Task description: Copy, from the entries below, each line in which the string "Threshold" appears.

Record extracts:
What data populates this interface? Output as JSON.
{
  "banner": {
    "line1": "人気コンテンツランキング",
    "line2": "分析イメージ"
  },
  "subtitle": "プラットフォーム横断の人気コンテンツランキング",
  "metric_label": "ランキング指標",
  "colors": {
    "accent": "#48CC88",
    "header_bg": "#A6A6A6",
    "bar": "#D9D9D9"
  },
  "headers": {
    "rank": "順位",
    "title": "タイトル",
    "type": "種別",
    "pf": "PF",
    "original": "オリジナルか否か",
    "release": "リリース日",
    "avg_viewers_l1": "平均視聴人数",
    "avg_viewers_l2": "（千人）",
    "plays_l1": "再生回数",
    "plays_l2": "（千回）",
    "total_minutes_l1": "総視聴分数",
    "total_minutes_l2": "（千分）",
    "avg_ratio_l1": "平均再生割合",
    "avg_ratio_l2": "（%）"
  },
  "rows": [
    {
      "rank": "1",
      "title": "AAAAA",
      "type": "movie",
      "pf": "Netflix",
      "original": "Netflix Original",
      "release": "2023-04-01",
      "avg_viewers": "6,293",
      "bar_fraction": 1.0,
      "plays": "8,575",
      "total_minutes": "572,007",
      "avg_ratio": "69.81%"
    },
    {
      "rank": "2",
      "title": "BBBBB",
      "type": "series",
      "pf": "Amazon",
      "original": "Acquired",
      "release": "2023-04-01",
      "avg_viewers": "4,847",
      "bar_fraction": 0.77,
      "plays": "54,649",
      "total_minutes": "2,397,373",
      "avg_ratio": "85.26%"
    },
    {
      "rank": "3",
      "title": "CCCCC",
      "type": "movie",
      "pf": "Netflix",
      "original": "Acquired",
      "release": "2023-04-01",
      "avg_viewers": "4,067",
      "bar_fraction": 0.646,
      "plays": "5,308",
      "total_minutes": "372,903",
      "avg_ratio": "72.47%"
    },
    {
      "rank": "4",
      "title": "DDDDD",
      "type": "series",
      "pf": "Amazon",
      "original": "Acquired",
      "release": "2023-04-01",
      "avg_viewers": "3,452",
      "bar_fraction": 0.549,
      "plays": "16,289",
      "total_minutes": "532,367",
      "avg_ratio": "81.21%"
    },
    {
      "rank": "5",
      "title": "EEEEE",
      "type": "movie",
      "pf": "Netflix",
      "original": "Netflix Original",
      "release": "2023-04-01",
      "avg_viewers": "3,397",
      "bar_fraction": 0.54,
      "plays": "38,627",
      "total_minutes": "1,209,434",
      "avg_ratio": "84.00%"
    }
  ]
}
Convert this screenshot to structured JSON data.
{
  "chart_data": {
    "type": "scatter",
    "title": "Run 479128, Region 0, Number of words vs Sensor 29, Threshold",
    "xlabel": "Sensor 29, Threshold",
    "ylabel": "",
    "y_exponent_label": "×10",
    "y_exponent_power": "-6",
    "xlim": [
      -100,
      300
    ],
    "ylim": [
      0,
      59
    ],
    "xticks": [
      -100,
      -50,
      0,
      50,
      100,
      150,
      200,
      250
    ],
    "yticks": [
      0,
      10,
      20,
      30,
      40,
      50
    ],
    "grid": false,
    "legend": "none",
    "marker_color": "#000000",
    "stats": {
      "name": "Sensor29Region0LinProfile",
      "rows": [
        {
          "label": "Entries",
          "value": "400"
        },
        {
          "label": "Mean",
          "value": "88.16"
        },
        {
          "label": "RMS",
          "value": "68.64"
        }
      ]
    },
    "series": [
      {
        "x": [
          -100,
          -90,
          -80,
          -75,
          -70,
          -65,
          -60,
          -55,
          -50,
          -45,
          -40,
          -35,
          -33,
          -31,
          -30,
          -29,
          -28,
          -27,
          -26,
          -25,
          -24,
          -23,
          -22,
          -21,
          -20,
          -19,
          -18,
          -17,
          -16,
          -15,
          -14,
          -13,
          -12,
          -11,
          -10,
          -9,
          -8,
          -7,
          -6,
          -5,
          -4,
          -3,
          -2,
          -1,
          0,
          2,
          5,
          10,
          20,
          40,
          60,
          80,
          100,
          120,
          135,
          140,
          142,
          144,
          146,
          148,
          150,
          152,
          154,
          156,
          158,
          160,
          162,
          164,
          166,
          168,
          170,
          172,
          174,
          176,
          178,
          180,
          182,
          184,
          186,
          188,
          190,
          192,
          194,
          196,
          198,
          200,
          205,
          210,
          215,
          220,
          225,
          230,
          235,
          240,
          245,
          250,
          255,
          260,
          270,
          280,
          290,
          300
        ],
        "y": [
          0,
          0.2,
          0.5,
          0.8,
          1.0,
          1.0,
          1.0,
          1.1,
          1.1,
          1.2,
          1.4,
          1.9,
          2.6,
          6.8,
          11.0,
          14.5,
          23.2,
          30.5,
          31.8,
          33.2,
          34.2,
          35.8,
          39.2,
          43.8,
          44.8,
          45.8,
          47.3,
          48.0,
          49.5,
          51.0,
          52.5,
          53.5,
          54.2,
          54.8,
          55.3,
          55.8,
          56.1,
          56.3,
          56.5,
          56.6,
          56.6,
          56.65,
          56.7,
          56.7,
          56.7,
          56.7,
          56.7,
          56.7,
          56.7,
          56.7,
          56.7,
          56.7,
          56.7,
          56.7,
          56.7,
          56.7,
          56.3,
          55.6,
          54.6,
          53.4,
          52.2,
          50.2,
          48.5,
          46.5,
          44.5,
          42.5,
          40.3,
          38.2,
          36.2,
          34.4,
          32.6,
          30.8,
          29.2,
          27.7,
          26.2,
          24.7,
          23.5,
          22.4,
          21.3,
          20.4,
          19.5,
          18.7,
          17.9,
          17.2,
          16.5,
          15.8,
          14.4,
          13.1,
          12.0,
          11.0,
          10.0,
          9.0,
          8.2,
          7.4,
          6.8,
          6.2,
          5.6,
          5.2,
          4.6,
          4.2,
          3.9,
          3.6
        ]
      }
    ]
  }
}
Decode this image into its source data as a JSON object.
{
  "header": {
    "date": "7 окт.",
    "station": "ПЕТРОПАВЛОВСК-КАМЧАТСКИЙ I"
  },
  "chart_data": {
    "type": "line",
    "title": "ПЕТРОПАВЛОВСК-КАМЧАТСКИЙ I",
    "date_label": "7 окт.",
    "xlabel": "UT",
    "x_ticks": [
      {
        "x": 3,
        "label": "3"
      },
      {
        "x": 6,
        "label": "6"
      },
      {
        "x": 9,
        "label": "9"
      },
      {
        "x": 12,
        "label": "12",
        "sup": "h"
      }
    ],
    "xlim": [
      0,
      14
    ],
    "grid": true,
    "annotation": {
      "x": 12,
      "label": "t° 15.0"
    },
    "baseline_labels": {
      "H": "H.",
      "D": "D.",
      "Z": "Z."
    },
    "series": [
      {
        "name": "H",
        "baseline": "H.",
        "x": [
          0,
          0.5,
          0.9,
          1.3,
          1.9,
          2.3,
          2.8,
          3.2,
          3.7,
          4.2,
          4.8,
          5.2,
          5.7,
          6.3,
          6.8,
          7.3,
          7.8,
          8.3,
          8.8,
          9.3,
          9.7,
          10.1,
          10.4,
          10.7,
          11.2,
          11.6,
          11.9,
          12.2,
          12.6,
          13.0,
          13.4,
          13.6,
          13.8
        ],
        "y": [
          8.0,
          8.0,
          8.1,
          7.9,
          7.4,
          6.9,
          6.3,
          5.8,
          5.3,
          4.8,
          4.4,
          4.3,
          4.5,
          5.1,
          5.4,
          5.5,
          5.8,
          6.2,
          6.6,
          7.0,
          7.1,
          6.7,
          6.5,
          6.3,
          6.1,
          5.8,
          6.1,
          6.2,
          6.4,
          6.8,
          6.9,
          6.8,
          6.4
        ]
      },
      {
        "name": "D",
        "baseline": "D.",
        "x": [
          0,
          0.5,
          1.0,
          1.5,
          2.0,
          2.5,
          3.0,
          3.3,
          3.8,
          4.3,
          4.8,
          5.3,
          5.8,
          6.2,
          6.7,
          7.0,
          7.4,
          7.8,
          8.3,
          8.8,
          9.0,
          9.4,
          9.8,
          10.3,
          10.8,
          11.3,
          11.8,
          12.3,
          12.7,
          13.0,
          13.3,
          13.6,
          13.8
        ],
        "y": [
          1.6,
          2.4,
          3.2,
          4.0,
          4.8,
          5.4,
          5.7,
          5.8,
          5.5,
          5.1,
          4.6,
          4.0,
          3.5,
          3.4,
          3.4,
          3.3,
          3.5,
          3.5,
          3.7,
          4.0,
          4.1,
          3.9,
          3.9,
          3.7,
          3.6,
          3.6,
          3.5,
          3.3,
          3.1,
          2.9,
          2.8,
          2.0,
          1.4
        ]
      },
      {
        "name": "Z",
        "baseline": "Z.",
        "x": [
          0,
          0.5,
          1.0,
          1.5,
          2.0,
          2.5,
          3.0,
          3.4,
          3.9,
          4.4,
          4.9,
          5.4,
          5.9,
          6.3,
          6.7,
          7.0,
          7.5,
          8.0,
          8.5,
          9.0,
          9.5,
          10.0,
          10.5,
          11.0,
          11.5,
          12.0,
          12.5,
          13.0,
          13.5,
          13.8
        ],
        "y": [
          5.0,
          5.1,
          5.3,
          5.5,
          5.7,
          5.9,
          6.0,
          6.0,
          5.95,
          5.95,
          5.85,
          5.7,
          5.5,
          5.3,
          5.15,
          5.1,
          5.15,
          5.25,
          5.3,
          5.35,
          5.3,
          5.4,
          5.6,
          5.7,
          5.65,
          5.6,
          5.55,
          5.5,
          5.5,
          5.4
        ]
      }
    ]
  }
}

Final result:
    "title": "Run 479128, Region 0, Number of words vs Sensor 29, Threshold",
    "xlabel": "Sensor 29, Threshold",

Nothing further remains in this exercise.